→ **Saved entries**:
★ ★ ★

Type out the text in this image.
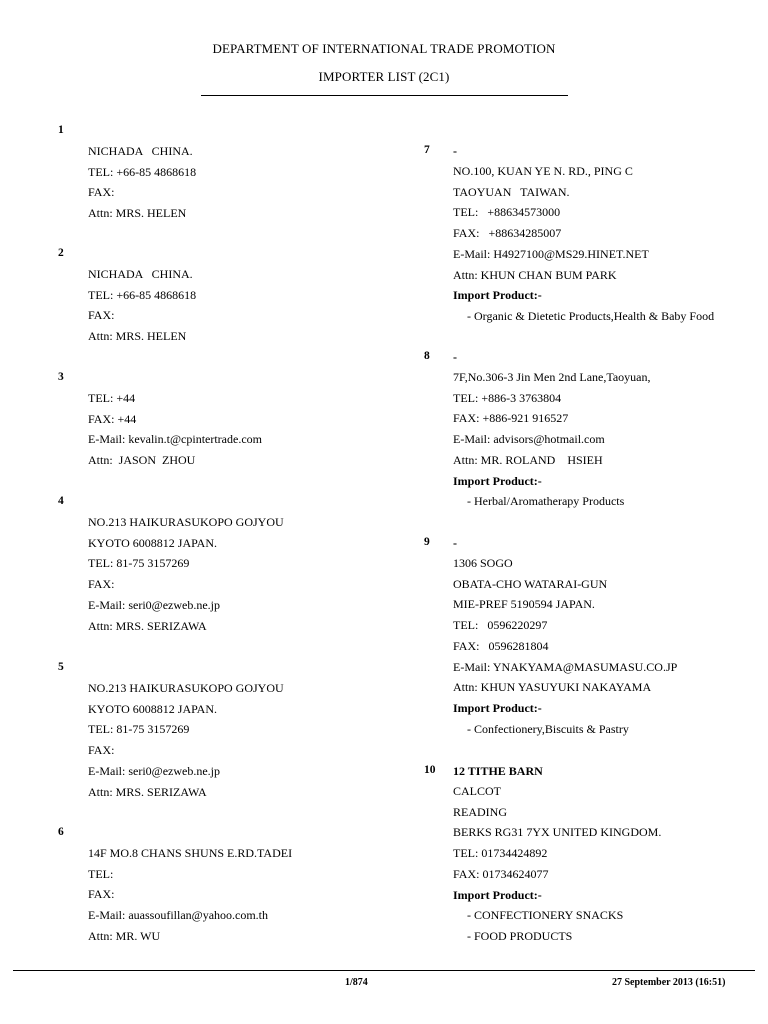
DEPARTMENT OF INTERNATIONAL TRADE PROMOTION
IMPORTER LIST (2C1)
1
NICHADA   CHINA.
TEL: +66-85 4868618
FAX:
Attn: MRS. HELEN
2
NICHADA   CHINA.
TEL: +66-85 4868618
FAX:
Attn: MRS. HELEN
3
TEL: +44
FAX: +44
E-Mail: kevalin.t@cpintertrade.com
Attn:  JASON  ZHOU
4
NO.213 HAIKURASUKOPO GOJYOU
KYOTO 6008812 JAPAN.
TEL: 81-75 3157269
FAX:
E-Mail: seri0@ezweb.ne.jp
Attn: MRS. SERIZAWA
5
NO.213 HAIKURASUKOPO GOJYOU
KYOTO 6008812 JAPAN.
TEL: 81-75 3157269
FAX:
E-Mail: seri0@ezweb.ne.jp
Attn: MRS. SERIZAWA
6
14F MO.8 CHANS SHUNS E.RD.TADEI
TEL:
FAX:
E-Mail: auassoufillan@yahoo.com.th
Attn: MR. WU
7 -
NO.100, KUAN YE N. RD., PING C
TAOYUAN   TAIWAN.
TEL:   +88634573000
FAX:   +88634285007
E-Mail: H4927100@MS29.HINET.NET
Attn: KHUN CHAN BUM PARK
Import Product:-
- Organic & Dietetic Products,Health & Baby Food
8 -
7F,No.306-3 Jin Men 2nd Lane,Taoyuan,
TEL: +886-3 3763804
FAX: +886-921 916527
E-Mail: advisors@hotmail.com
Attn: MR. ROLAND    HSIEH
Import Product:-
- Herbal/Aromatherapy Products
9 -
1306 SOGO
OBATA-CHO WATARAI-GUN
MIE-PREF 5190594 JAPAN.
TEL:   0596220297
FAX:   0596281804
E-Mail: YNAKYAMA@MASUMASU.CO.JP
Attn: KHUN YASUYUKI NAKAYAMA
Import Product:-
- Confectionery,Biscuits & Pastry
10 12 TITHE BARN
CALCOT
READING
BERKS RG31 7YX UNITED KINGDOM.
TEL: 01734424892
FAX: 01734624077
Import Product:-
- CONFECTIONERY SNACKS
- FOOD PRODUCTS
1/874	27 September 2013 (16:51)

★ ★ ★

→ **WRITTEN INSTRUCTION**: Omit the pictures and output all of the other material exactly.

→ **ANSWER FOR THIS EXERCISE**:
Type out the text in this image.
DEPARTMENT OF INTERNATIONAL TRADE PROMOTION
IMPORTER LIST (2C1)
1
NICHADA   CHINA.
TEL: +66-85 4868618
FAX:
Attn: MRS. HELEN
2
NICHADA   CHINA.
TEL: +66-85 4868618
FAX:
Attn: MRS. HELEN
3
TEL: +44
FAX: +44
E-Mail: kevalin.t@cpintertrade.com
Attn:  JASON  ZHOU
4
NO.213 HAIKURASUKOPO GOJYOU
KYOTO 6008812 JAPAN.
TEL: 81-75 3157269
FAX:
E-Mail: seri0@ezweb.ne.jp
Attn: MRS. SERIZAWA
5
NO.213 HAIKURASUKOPO GOJYOU
KYOTO 6008812 JAPAN.
TEL: 81-75 3157269
FAX:
E-Mail: seri0@ezweb.ne.jp
Attn: MRS. SERIZAWA
6
14F MO.8 CHANS SHUNS E.RD.TADEI
TEL:
FAX:
E-Mail: auassoufillan@yahoo.com.th
Attn: MR. WU
7 -
NO.100, KUAN YE N. RD., PING C
TAOYUAN   TAIWAN.
TEL:   +88634573000
FAX:   +88634285007
E-Mail: H4927100@MS29.HINET.NET
Attn: KHUN CHAN BUM PARK
Import Product:-
- Organic & Dietetic Products,Health & Baby Food
8 -
7F,No.306-3 Jin Men 2nd Lane,Taoyuan,
TEL: +886-3 3763804
FAX: +886-921 916527
E-Mail: advisors@hotmail.com
Attn: MR. ROLAND    HSIEH
Import Product:-
- Herbal/Aromatherapy Products
9 -
1306 SOGO
OBATA-CHO WATARAI-GUN
MIE-PREF 5190594 JAPAN.
TEL:   0596220297
FAX:   0596281804
E-Mail: YNAKYAMA@MASUMASU.CO.JP
Attn: KHUN YASUYUKI NAKAYAMA
Import Product:-
- Confectionery,Biscuits & Pastry
10 12 TITHE BARN
CALCOT
READING
BERKS RG31 7YX UNITED KINGDOM.
TEL: 01734424892
FAX: 01734624077
Import Product:-
- CONFECTIONERY SNACKS
- FOOD PRODUCTS
1/874	27 September 2013 (16:51)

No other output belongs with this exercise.